### To be done
Take from the listing each line that has the string "Winchester".

### Rows

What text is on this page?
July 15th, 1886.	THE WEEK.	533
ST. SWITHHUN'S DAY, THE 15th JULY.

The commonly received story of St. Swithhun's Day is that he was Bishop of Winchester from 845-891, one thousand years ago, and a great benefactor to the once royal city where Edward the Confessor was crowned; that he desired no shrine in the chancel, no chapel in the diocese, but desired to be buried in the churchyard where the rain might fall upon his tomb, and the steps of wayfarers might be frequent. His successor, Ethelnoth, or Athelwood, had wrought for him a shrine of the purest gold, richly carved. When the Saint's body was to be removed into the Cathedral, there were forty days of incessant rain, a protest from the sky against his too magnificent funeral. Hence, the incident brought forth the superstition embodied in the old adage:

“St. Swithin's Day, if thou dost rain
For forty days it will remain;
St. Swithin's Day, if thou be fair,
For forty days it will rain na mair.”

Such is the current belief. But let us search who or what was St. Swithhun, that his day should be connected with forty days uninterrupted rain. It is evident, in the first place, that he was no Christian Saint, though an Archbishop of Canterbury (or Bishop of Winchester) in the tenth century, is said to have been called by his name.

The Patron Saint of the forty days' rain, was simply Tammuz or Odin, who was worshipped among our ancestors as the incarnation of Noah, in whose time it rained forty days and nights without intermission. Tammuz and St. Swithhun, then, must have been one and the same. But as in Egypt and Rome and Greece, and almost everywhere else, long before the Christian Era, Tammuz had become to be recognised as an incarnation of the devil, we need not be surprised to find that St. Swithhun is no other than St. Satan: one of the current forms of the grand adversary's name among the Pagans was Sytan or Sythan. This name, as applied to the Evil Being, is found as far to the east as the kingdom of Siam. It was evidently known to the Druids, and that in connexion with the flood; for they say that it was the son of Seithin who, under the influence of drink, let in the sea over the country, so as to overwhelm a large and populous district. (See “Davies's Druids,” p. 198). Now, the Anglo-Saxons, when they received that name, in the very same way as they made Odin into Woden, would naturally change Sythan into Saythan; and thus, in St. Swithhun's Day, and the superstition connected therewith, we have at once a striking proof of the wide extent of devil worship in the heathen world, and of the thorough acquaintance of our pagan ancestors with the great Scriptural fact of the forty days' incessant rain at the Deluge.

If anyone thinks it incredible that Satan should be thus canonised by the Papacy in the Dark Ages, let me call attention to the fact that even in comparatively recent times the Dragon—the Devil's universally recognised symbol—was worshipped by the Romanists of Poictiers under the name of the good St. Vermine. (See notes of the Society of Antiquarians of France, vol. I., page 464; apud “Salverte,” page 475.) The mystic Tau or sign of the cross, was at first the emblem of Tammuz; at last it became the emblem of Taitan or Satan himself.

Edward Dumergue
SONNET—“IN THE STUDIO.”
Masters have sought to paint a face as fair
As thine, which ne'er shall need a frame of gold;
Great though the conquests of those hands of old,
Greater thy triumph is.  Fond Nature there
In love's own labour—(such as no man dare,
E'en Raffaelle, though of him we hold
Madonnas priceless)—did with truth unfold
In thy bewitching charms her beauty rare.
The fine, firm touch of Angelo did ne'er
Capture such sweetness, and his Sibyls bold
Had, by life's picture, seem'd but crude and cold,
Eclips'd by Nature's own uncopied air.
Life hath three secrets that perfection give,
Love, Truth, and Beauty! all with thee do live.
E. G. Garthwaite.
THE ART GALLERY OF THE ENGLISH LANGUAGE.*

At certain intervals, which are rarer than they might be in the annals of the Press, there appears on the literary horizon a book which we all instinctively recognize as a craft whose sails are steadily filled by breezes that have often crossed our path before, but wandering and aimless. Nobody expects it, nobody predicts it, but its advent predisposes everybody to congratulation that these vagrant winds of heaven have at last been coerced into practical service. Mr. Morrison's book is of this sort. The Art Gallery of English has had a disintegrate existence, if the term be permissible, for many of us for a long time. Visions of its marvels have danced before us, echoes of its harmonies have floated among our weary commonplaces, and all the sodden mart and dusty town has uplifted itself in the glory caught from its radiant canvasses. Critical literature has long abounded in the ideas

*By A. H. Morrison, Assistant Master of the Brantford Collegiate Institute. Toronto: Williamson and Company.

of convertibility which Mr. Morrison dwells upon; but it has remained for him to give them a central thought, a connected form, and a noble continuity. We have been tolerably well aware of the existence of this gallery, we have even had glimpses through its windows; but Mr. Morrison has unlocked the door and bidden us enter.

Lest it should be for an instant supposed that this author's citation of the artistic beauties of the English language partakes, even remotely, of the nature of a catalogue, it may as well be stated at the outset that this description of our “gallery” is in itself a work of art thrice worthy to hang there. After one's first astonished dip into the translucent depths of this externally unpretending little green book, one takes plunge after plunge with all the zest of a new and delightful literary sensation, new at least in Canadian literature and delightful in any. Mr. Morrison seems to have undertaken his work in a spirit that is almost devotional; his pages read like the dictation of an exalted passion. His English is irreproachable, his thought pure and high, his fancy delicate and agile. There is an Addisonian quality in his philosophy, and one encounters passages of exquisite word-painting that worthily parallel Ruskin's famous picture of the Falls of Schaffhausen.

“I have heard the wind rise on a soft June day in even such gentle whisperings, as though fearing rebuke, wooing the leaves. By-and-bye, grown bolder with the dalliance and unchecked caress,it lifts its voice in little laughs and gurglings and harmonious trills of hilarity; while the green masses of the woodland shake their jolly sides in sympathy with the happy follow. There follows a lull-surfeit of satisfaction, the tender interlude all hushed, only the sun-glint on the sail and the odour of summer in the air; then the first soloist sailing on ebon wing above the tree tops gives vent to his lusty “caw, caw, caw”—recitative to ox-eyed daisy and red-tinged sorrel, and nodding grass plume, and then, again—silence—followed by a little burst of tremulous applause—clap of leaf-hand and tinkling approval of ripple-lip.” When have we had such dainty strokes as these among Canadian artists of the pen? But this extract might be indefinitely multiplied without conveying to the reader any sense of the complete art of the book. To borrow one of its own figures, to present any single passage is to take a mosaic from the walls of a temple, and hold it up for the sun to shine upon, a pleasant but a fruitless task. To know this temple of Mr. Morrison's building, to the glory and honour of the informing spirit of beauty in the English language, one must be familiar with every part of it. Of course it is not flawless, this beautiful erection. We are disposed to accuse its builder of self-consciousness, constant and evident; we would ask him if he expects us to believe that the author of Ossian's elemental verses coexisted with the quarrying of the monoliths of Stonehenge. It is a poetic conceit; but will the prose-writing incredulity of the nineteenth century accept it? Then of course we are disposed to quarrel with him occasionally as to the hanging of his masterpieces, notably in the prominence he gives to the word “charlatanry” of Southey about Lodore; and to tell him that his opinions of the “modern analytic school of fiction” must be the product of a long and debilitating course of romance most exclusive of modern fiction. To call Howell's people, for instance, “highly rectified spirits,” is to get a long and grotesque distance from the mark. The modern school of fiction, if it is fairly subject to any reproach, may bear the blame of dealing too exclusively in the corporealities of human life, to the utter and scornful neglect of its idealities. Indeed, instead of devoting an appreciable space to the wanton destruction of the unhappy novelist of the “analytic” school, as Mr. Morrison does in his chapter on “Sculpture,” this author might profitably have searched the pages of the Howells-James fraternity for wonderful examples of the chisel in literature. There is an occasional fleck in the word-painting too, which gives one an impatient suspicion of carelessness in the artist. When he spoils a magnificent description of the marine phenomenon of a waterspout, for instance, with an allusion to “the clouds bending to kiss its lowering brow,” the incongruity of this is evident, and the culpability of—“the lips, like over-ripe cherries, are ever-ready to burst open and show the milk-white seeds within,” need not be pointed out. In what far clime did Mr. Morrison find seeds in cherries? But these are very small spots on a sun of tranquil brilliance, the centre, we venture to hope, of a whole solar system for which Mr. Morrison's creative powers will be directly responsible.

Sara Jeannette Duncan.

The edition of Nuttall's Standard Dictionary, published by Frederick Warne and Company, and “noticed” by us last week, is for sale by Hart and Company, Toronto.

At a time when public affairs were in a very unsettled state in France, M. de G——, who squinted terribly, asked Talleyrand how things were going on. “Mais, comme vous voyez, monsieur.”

### Output below
The commonly received story of St. Swithhun's Day is that he was Bishop of Winchester from 845-891, one thousand years ago, and a great benefactor to the once royal city where Edward the Confessor was crowned; that he desired no shrine in the chancel, no chapel in the diocese, but desired to be buried in the churchyard where the rain might fall upon his tomb, and the steps of wayfarers might be frequent. His successor, Ethelnoth, or Athelwood, had wrought for him a shrine of the purest gold, richly carved. When the Saint's body was to be removed into the Cathedral, there were forty days of incessant rain, a protest from the sky against his too magnificent funeral. Hence, the incident brought forth the superstition embodied in the old adage:
Such is the current belief. But let us search who or what was St. Swithhun, that his day should be connected with forty days uninterrupted rain. It is evident, in the first place, that he was no Christian Saint, though an Archbishop of Canterbury (or Bishop of Winchester) in the tenth century, is said to have been called by his name.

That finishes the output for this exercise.